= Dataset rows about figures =
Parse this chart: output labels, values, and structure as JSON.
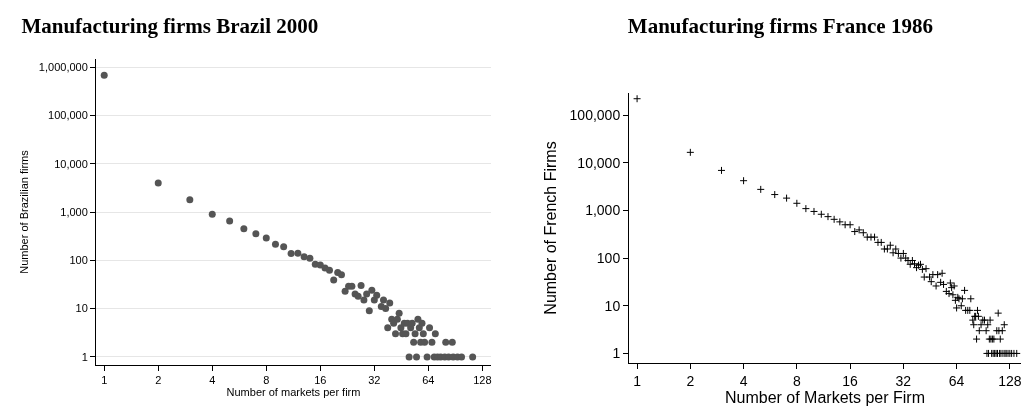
{
  "chart_data": [
    {
      "type": "scatter",
      "title": "Manufacturing firms Brazil 2000",
      "xlabel": "Number of markets per firm",
      "ylabel": "Number of Brazilian firms",
      "log": "xy",
      "grid": "y",
      "marker": "circle",
      "color": "#555555",
      "xlim": [
        0.9,
        143
      ],
      "ylim": [
        0.68,
        1470000
      ],
      "xticks": [
        1,
        2,
        4,
        8,
        16,
        32,
        64,
        128
      ],
      "yticks": [
        1,
        10,
        100,
        {
          "value": 1000,
          "label": "1,000"
        },
        {
          "value": 10000,
          "label": "10,000"
        },
        {
          "value": 100000,
          "label": "100,000"
        },
        {
          "value": 1000000,
          "label": "1,000,000"
        }
      ],
      "x": [
        1,
        2,
        3,
        4,
        5,
        6,
        7,
        8,
        9,
        10,
        11,
        12,
        13,
        14,
        15,
        16,
        17,
        18,
        19,
        20,
        21,
        22,
        23,
        24,
        25,
        26,
        27,
        28,
        29,
        30,
        31,
        32,
        33,
        35,
        36,
        37,
        38,
        39,
        40,
        41,
        42,
        43,
        44,
        45,
        46,
        47,
        48,
        49,
        50,
        51,
        52,
        53,
        54,
        55,
        56,
        57,
        58,
        59,
        60,
        61,
        63,
        65,
        67,
        69,
        70,
        72,
        75,
        79,
        80,
        83,
        87,
        88,
        93,
        98,
        113
      ],
      "values": [
        680000,
        4000,
        1800,
        900,
        650,
        450,
        355,
        290,
        215,
        190,
        138,
        140,
        118,
        110,
        83,
        80,
        69,
        62,
        39,
        56,
        50,
        23,
        29,
        29,
        20,
        18,
        30,
        15,
        20,
        9,
        24,
        15,
        19,
        11,
        15,
        10,
        4,
        13,
        6,
        5,
        3,
        6,
        8,
        4,
        3,
        5,
        3,
        5,
        1,
        4,
        5,
        2,
        3,
        1,
        6,
        4,
        2,
        5,
        3,
        2,
        1,
        4,
        2,
        1,
        3,
        1,
        1,
        1,
        2,
        1,
        2,
        1,
        1,
        1,
        1
      ]
    },
    {
      "type": "scatter",
      "title": "Manufacturing firms France 1986",
      "xlabel": "Number of Markets per Firm",
      "ylabel": "Number of French Firms",
      "log": "xy",
      "grid": false,
      "marker": "cross",
      "color": "#000000",
      "xlim": [
        0.9,
        148
      ],
      "ylim": [
        0.63,
        290000
      ],
      "xticks": [
        1,
        2,
        4,
        8,
        16,
        32,
        64,
        128
      ],
      "yticks": [
        1,
        10,
        100,
        {
          "value": 1000,
          "label": "1,000"
        },
        {
          "value": 10000,
          "label": "10,000"
        },
        {
          "value": 100000,
          "label": "100,000"
        }
      ],
      "x": [
        1,
        2,
        3,
        4,
        5,
        6,
        7,
        8,
        9,
        10,
        11,
        12,
        13,
        14,
        15,
        16,
        17,
        18,
        19,
        20,
        21,
        22,
        23,
        24,
        25,
        26,
        27,
        28,
        29,
        30,
        31,
        32,
        33,
        34,
        35,
        36,
        37,
        38,
        39,
        40,
        41,
        42,
        43,
        45,
        46,
        47,
        49,
        50,
        52,
        53,
        54,
        56,
        58,
        59,
        60,
        61,
        62,
        63,
        64,
        65,
        66,
        68,
        69,
        71,
        72,
        74,
        76,
        77,
        79,
        80,
        81,
        82,
        83,
        84,
        85,
        86,
        88,
        90,
        92,
        94,
        95,
        96,
        97,
        98,
        99,
        100,
        101,
        102,
        103,
        104,
        105,
        107,
        108,
        109,
        110,
        111,
        112,
        113,
        114,
        116,
        117,
        119,
        120,
        122,
        125,
        128,
        131,
        135,
        140
      ],
      "values": [
        220000,
        16500,
        6900,
        4200,
        2760,
        2150,
        1810,
        1410,
        1090,
        950,
        830,
        740,
        650,
        575,
        500,
        500,
        360,
        390,
        340,
        275,
        275,
        275,
        213,
        213,
        155,
        155,
        186,
        129,
        155,
        125,
        100,
        125,
        100,
        89,
        74,
        89,
        76,
        63,
        71,
        74,
        58,
        40,
        60,
        40,
        32,
        45,
        26,
        45,
        31,
        48,
        28,
        20,
        18,
        30,
        24,
        17,
        26,
        13,
        9,
        15,
        14,
        10,
        14,
        21,
        8,
        8,
        8,
        14,
        5,
        4,
        6,
        6,
        2,
        8,
        6,
        3,
        4,
        5,
        5,
        3,
        1,
        4,
        1,
        2,
        5,
        2,
        1,
        2,
        1,
        2,
        1,
        1,
        3,
        1,
        7,
        3,
        1,
        2,
        1,
        3,
        1,
        4,
        1,
        1,
        1,
        1,
        1,
        1,
        1
      ]
    }
  ]
}
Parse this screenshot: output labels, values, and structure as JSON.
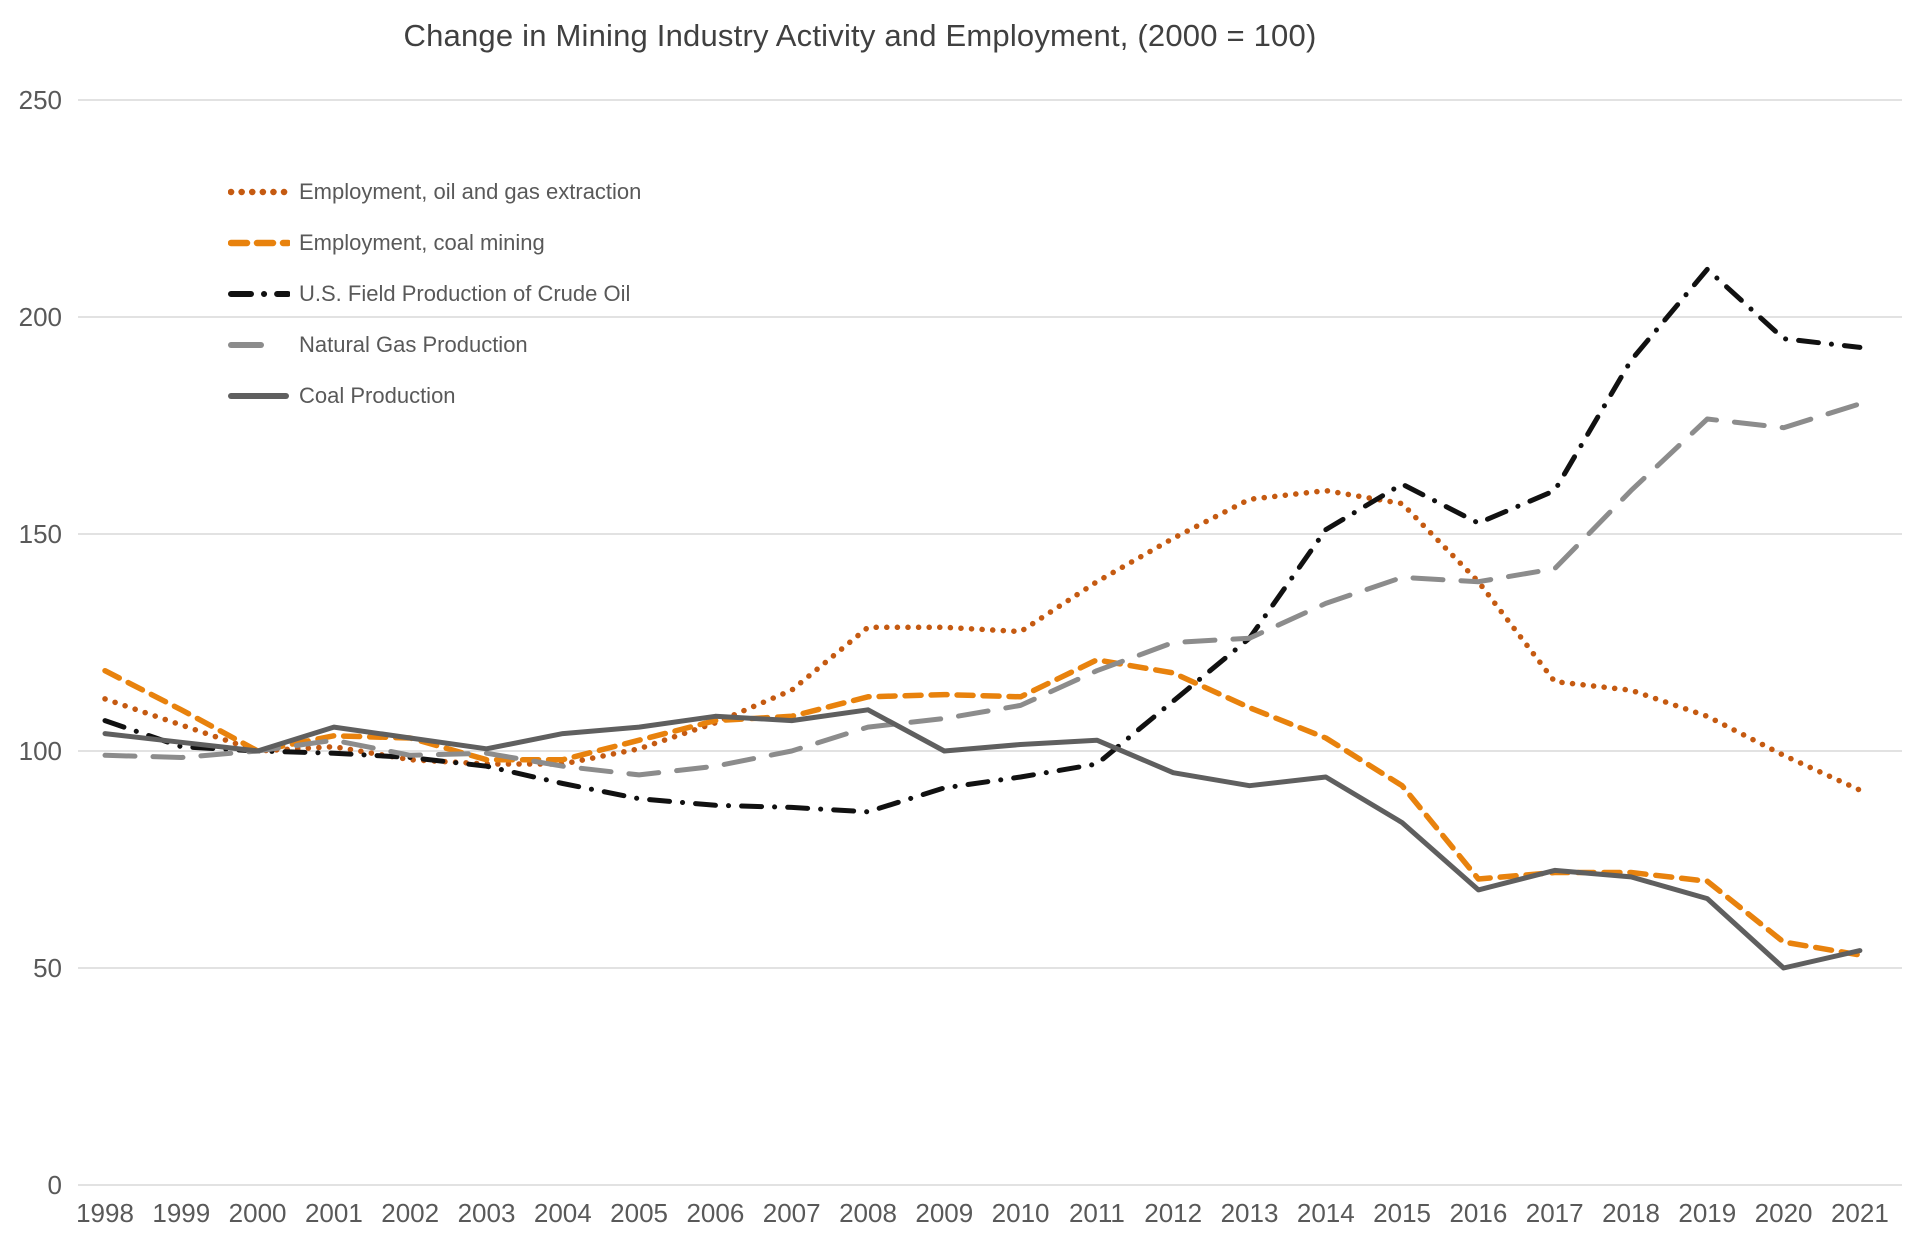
{
  "title": "Change in Mining Industry Activity and Employment, (2000 = 100)",
  "colors": {
    "background": "#ffffff",
    "gridline": "#d9d9d9",
    "axis_label": "#595959",
    "title_text": "#404040",
    "oil_gas_employment": "#c55a11",
    "coal_employment": "#e8820d",
    "crude_oil": "#111111",
    "natural_gas": "#8c8c8c",
    "coal_production": "#5f5f5f"
  },
  "chart_data": {
    "type": "line",
    "title": "Change in Mining Industry Activity and Employment, (2000 = 100)",
    "xlabel": "",
    "ylabel": "",
    "grid": true,
    "legend_position": "inside-top-left",
    "ylim": [
      0,
      250
    ],
    "yticks": [
      0,
      50,
      100,
      150,
      200,
      250
    ],
    "x": [
      1998,
      1999,
      2000,
      2001,
      2002,
      2003,
      2004,
      2005,
      2006,
      2007,
      2008,
      2009,
      2010,
      2011,
      2012,
      2013,
      2014,
      2015,
      2016,
      2017,
      2018,
      2019,
      2020,
      2021
    ],
    "series": [
      {
        "name": "Employment, oil and gas extraction",
        "style": "dotted",
        "color": "#c55a11",
        "values": [
          112,
          106,
          100,
          101,
          98,
          97,
          97,
          100.5,
          106.5,
          114,
          128.5,
          128.5,
          127.5,
          139,
          149,
          158,
          160,
          157,
          139,
          116,
          114,
          108,
          99,
          91
        ]
      },
      {
        "name": "Employment, coal mining",
        "style": "dashed",
        "color": "#e8820d",
        "values": [
          118.5,
          109.5,
          100,
          103.5,
          103,
          98,
          98,
          102.5,
          107,
          108,
          112.5,
          113,
          112.5,
          121,
          118,
          110,
          103,
          92,
          70.5,
          72,
          72,
          70,
          56,
          53
        ]
      },
      {
        "name": "U.S. Field Production of Crude Oil",
        "style": "dashdot",
        "color": "#111111",
        "values": [
          107,
          101,
          100,
          99.5,
          98.5,
          96.5,
          92.5,
          89,
          87.5,
          87,
          86,
          91.5,
          94,
          97,
          111.5,
          126,
          151,
          161.5,
          152.5,
          160,
          190,
          211,
          195,
          193
        ]
      },
      {
        "name": "Natural Gas Production",
        "style": "longdash",
        "color": "#8c8c8c",
        "values": [
          99,
          98.5,
          100,
          102.5,
          99,
          99.5,
          96.5,
          94.5,
          96.5,
          100,
          105.5,
          107.5,
          110.5,
          118.5,
          125,
          126,
          134,
          140,
          139,
          142,
          160,
          176.5,
          174.5,
          180
        ]
      },
      {
        "name": "Coal Production",
        "style": "solid",
        "color": "#5f5f5f",
        "values": [
          104,
          102,
          100,
          105.5,
          103,
          100.5,
          104,
          105.5,
          108,
          107,
          109.5,
          100,
          101.5,
          102.5,
          95,
          92,
          94,
          83.5,
          68,
          72.5,
          71,
          66,
          50,
          54
        ]
      }
    ]
  }
}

= Stated goal =
Reproduce each line of the entries in which the word "structure" is found.

= Solution for this exercise =
Parse this chart: output labels, values, and structure as JSON.
Parse this screenshot: output labels, values, and structure as JSON.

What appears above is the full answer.